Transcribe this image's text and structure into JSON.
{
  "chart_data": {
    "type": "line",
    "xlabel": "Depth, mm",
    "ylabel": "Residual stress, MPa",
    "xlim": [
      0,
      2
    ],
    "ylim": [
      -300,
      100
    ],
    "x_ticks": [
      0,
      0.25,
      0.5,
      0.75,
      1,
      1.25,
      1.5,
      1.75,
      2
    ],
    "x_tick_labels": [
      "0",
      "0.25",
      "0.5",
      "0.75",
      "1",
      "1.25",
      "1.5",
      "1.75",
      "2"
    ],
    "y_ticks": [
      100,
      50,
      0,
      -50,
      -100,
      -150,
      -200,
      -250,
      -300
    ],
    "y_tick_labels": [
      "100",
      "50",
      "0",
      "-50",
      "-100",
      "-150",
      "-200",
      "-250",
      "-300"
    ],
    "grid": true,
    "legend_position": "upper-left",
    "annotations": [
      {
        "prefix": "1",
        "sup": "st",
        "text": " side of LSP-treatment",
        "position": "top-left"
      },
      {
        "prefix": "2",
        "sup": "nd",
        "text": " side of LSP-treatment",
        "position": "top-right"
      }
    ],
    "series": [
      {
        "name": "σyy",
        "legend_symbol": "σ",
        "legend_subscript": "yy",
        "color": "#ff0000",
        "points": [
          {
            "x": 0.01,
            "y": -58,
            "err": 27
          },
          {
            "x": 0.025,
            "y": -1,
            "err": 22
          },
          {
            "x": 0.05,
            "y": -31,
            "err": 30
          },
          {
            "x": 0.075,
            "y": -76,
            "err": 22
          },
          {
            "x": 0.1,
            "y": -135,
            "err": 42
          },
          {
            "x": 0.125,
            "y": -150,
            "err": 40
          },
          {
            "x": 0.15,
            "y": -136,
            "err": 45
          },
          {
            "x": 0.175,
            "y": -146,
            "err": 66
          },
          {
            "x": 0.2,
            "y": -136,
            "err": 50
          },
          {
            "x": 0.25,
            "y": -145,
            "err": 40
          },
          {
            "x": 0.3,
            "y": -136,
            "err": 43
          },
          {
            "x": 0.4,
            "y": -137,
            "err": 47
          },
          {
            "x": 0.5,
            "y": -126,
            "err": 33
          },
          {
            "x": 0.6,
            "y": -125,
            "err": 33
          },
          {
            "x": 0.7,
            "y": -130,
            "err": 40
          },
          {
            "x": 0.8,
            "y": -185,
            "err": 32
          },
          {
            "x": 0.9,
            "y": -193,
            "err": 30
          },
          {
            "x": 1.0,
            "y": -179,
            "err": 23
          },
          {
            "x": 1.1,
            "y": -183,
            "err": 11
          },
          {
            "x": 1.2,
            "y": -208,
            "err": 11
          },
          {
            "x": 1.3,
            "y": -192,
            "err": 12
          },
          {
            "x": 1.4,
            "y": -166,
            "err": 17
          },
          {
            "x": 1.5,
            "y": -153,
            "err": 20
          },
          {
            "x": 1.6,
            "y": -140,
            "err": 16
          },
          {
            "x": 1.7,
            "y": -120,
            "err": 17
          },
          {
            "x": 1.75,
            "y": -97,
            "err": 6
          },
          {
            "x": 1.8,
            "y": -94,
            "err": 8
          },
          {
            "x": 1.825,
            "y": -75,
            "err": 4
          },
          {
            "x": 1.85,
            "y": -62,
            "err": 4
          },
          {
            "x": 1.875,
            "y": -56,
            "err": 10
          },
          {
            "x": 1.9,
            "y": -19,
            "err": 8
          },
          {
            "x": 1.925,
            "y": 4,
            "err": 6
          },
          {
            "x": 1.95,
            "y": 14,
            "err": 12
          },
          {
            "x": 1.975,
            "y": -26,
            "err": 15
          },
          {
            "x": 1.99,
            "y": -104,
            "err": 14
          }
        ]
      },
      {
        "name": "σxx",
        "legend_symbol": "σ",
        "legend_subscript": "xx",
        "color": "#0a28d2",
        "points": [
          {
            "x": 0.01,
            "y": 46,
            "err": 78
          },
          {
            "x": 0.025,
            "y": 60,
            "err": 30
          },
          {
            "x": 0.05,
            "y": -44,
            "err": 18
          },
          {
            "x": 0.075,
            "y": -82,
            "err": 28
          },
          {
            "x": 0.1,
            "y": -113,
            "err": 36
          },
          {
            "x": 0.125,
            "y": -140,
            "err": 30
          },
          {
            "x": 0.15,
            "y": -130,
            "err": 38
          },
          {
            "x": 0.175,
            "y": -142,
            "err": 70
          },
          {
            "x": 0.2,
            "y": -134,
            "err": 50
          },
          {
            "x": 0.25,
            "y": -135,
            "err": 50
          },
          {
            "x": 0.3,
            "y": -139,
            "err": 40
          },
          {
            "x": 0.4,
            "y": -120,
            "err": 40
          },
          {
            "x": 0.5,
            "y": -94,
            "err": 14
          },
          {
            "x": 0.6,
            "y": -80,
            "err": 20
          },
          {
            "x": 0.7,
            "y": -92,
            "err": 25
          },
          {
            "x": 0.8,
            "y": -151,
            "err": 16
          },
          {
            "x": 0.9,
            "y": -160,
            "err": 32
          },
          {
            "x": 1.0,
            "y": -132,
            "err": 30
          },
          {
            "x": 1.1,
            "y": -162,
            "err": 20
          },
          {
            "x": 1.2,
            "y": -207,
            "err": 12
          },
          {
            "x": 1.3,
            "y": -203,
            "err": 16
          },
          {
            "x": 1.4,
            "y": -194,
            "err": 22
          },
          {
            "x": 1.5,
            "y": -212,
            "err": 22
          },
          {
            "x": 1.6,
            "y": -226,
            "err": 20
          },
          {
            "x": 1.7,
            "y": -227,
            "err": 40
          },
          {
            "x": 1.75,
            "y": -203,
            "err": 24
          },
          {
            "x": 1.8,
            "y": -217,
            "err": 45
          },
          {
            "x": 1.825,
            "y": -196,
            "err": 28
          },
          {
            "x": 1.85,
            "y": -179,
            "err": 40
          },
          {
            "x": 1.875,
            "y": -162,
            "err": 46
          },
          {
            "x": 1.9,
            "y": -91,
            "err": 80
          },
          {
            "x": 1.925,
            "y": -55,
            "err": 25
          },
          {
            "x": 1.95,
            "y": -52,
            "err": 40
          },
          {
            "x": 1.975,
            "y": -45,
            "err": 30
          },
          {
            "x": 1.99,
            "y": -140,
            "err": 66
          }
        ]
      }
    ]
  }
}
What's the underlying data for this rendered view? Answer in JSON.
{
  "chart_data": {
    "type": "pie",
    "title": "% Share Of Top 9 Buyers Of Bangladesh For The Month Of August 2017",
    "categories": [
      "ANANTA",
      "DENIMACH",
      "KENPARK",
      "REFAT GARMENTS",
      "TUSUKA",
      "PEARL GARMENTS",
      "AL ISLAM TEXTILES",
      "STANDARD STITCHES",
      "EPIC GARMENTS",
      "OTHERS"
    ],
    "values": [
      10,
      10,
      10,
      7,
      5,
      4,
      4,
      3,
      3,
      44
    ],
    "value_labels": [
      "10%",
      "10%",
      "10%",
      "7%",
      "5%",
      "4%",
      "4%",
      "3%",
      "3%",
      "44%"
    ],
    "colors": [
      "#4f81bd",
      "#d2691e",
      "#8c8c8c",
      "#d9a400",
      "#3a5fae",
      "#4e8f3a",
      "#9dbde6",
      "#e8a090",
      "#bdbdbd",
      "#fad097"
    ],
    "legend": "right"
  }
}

^^^^^^^^

Reproduce the whole listing word for word.

Transcribe this image's text and structure into JSON.
{
  "chart_data": {
    "type": "line",
    "xlabel": "Depth, mm",
    "ylabel": "Residual stress, MPa",
    "xlim": [
      0,
      2
    ],
    "ylim": [
      -300,
      100
    ],
    "x_ticks": [
      0,
      0.25,
      0.5,
      0.75,
      1,
      1.25,
      1.5,
      1.75,
      2
    ],
    "x_tick_labels": [
      "0",
      "0.25",
      "0.5",
      "0.75",
      "1",
      "1.25",
      "1.5",
      "1.75",
      "2"
    ],
    "y_ticks": [
      100,
      50,
      0,
      -50,
      -100,
      -150,
      -200,
      -250,
      -300
    ],
    "y_tick_labels": [
      "100",
      "50",
      "0",
      "-50",
      "-100",
      "-150",
      "-200",
      "-250",
      "-300"
    ],
    "grid": true,
    "legend_position": "upper-left",
    "annotations": [
      {
        "prefix": "1",
        "sup": "st",
        "text": " side of LSP-treatment",
        "position": "top-left"
      },
      {
        "prefix": "2",
        "sup": "nd",
        "text": " side of LSP-treatment",
        "position": "top-right"
      }
    ],
    "series": [
      {
        "name": "σyy",
        "legend_symbol": "σ",
        "legend_subscript": "yy",
        "color": "#ff0000",
        "points": [
          {
            "x": 0.01,
            "y": -58,
            "err": 27
          },
          {
            "x": 0.025,
            "y": -1,
            "err": 22
          },
          {
            "x": 0.05,
            "y": -31,
            "err": 30
          },
          {
            "x": 0.075,
            "y": -76,
            "err": 22
          },
          {
            "x": 0.1,
            "y": -135,
            "err": 42
          },
          {
            "x": 0.125,
            "y": -150,
            "err": 40
          },
          {
            "x": 0.15,
            "y": -136,
            "err": 45
          },
          {
            "x": 0.175,
            "y": -146,
            "err": 66
          },
          {
            "x": 0.2,
            "y": -136,
            "err": 50
          },
          {
            "x": 0.25,
            "y": -145,
            "err": 40
          },
          {
            "x": 0.3,
            "y": -136,
            "err": 43
          },
          {
            "x": 0.4,
            "y": -137,
            "err": 47
          },
          {
            "x": 0.5,
            "y": -126,
            "err": 33
          },
          {
            "x": 0.6,
            "y": -125,
            "err": 33
          },
          {
            "x": 0.7,
            "y": -130,
            "err": 40
          },
          {
            "x": 0.8,
            "y": -185,
            "err": 32
          },
          {
            "x": 0.9,
            "y": -193,
            "err": 30
          },
          {
            "x": 1.0,
            "y": -179,
            "err": 23
          },
          {
            "x": 1.1,
            "y": -183,
            "err": 11
          },
          {
            "x": 1.2,
            "y": -208,
            "err": 11
          },
          {
            "x": 1.3,
            "y": -192,
            "err": 12
          },
          {
            "x": 1.4,
            "y": -166,
            "err": 17
          },
          {
            "x": 1.5,
            "y": -153,
            "err": 20
          },
          {
            "x": 1.6,
            "y": -140,
            "err": 16
          },
          {
            "x": 1.7,
            "y": -120,
            "err": 17
          },
          {
            "x": 1.75,
            "y": -97,
            "err": 6
          },
          {
            "x": 1.8,
            "y": -94,
            "err": 8
          },
          {
            "x": 1.825,
            "y": -75,
            "err": 4
          },
          {
            "x": 1.85,
            "y": -62,
            "err": 4
          },
          {
            "x": 1.875,
            "y": -56,
            "err": 10
          },
          {
            "x": 1.9,
            "y": -19,
            "err": 8
          },
          {
            "x": 1.925,
            "y": 4,
            "err": 6
          },
          {
            "x": 1.95,
            "y": 14,
            "err": 12
          },
          {
            "x": 1.975,
            "y": -26,
            "err": 15
          },
          {
            "x": 1.99,
            "y": -104,
            "err": 14
          }
        ]
      },
      {
        "name": "σxx",
        "legend_symbol": "σ",
        "legend_subscript": "xx",
        "color": "#0a28d2",
        "points": [
          {
            "x": 0.01,
            "y": 46,
            "err": 78
          },
          {
            "x": 0.025,
            "y": 60,
            "err": 30
          },
          {
            "x": 0.05,
            "y": -44,
            "err": 18
          },
          {
            "x": 0.075,
            "y": -82,
            "err": 28
          },
          {
            "x": 0.1,
            "y": -113,
            "err": 36
          },
          {
            "x": 0.125,
            "y": -140,
            "err": 30
          },
          {
            "x": 0.15,
            "y": -130,
            "err": 38
          },
          {
            "x": 0.175,
            "y": -142,
            "err": 70
          },
          {
            "x": 0.2,
            "y": -134,
            "err": 50
          },
          {
            "x": 0.25,
            "y": -135,
            "err": 50
          },
          {
            "x": 0.3,
            "y": -139,
            "err": 40
          },
          {
            "x": 0.4,
            "y": -120,
            "err": 40
          },
          {
            "x": 0.5,
            "y": -94,
            "err": 14
          },
          {
            "x": 0.6,
            "y": -80,
            "err": 20
          },
          {
            "x": 0.7,
            "y": -92,
            "err": 25
          },
          {
            "x": 0.8,
            "y": -151,
            "err": 16
          },
          {
            "x": 0.9,
            "y": -160,
            "err": 32
          },
          {
            "x": 1.0,
            "y": -132,
            "err": 30
          },
          {
            "x": 1.1,
            "y": -162,
            "err": 20
          },
          {
            "x": 1.2,
            "y": -207,
            "err": 12
          },
          {
            "x": 1.3,
            "y": -203,
            "err": 16
          },
          {
            "x": 1.4,
            "y": -194,
            "err": 22
          },
          {
            "x": 1.5,
            "y": -212,
            "err": 22
          },
          {
            "x": 1.6,
            "y": -226,
            "err": 20
          },
          {
            "x": 1.7,
            "y": -227,
            "err": 40
          },
          {
            "x": 1.75,
            "y": -203,
            "err": 24
          },
          {
            "x": 1.8,
            "y": -217,
            "err": 45
          },
          {
            "x": 1.825,
            "y": -196,
            "err": 28
          },
          {
            "x": 1.85,
            "y": -179,
            "err": 40
          },
          {
            "x": 1.875,
            "y": -162,
            "err": 46
          },
          {
            "x": 1.9,
            "y": -91,
            "err": 80
          },
          {
            "x": 1.925,
            "y": -55,
            "err": 25
          },
          {
            "x": 1.95,
            "y": -52,
            "err": 40
          },
          {
            "x": 1.975,
            "y": -45,
            "err": 30
          },
          {
            "x": 1.99,
            "y": -140,
            "err": 66
          }
        ]
      }
    ]
  }
}
What's the underlying data for this rendered view? Answer in JSON.
{
  "chart_data": {
    "type": "pie",
    "title": "% Share Of Top 9 Buyers Of Bangladesh For The Month Of August 2017",
    "categories": [
      "ANANTA",
      "DENIMACH",
      "KENPARK",
      "REFAT GARMENTS",
      "TUSUKA",
      "PEARL GARMENTS",
      "AL ISLAM TEXTILES",
      "STANDARD STITCHES",
      "EPIC GARMENTS",
      "OTHERS"
    ],
    "values": [
      10,
      10,
      10,
      7,
      5,
      4,
      4,
      3,
      3,
      44
    ],
    "value_labels": [
      "10%",
      "10%",
      "10%",
      "7%",
      "5%",
      "4%",
      "4%",
      "3%",
      "3%",
      "44%"
    ],
    "colors": [
      "#4f81bd",
      "#d2691e",
      "#8c8c8c",
      "#d9a400",
      "#3a5fae",
      "#4e8f3a",
      "#9dbde6",
      "#e8a090",
      "#bdbdbd",
      "#fad097"
    ],
    "legend": "right"
  }
}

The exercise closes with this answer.